*TO DO:* Can you transcribe every record below exactly as it appears?

*PROVIDED DATA:*
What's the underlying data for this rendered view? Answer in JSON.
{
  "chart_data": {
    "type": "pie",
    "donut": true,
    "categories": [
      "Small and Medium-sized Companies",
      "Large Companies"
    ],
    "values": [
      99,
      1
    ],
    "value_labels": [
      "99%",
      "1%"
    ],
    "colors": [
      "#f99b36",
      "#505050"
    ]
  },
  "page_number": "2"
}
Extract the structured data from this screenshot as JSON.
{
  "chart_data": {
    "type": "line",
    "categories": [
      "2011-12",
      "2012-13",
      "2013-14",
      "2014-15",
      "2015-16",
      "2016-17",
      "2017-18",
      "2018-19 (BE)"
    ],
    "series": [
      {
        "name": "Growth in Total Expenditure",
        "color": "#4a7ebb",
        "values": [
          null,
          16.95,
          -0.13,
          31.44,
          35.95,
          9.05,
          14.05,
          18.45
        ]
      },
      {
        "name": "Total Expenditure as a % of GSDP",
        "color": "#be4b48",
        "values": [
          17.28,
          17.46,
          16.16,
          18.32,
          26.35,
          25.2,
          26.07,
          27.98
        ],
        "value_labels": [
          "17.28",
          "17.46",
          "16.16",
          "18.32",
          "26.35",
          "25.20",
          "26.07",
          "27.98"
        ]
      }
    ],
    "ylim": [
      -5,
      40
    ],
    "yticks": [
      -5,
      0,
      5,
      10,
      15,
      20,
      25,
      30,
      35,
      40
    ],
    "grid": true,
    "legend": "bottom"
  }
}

*RESULT BELOW:*
What's the underlying data for this rendered view? Answer in JSON.
{
  "chart_data": {
    "type": "pie",
    "donut": true,
    "categories": [
      "Small and Medium-sized Companies",
      "Large Companies"
    ],
    "values": [
      99,
      1
    ],
    "value_labels": [
      "99%",
      "1%"
    ],
    "colors": [
      "#f99b36",
      "#505050"
    ]
  },
  "page_number": "2"
}
Extract the structured data from this screenshot as JSON.
{
  "chart_data": {
    "type": "line",
    "categories": [
      "2011-12",
      "2012-13",
      "2013-14",
      "2014-15",
      "2015-16",
      "2016-17",
      "2017-18",
      "2018-19 (BE)"
    ],
    "series": [
      {
        "name": "Growth in Total Expenditure",
        "color": "#4a7ebb",
        "values": [
          null,
          16.95,
          -0.13,
          31.44,
          35.95,
          9.05,
          14.05,
          18.45
        ]
      },
      {
        "name": "Total Expenditure as a % of GSDP",
        "color": "#be4b48",
        "values": [
          17.28,
          17.46,
          16.16,
          18.32,
          26.35,
          25.2,
          26.07,
          27.98
        ],
        "value_labels": [
          "17.28",
          "17.46",
          "16.16",
          "18.32",
          "26.35",
          "25.20",
          "26.07",
          "27.98"
        ]
      }
    ],
    "ylim": [
      -5,
      40
    ],
    "yticks": [
      -5,
      0,
      5,
      10,
      15,
      20,
      25,
      30,
      35,
      40
    ],
    "grid": true,
    "legend": "bottom"
  }
}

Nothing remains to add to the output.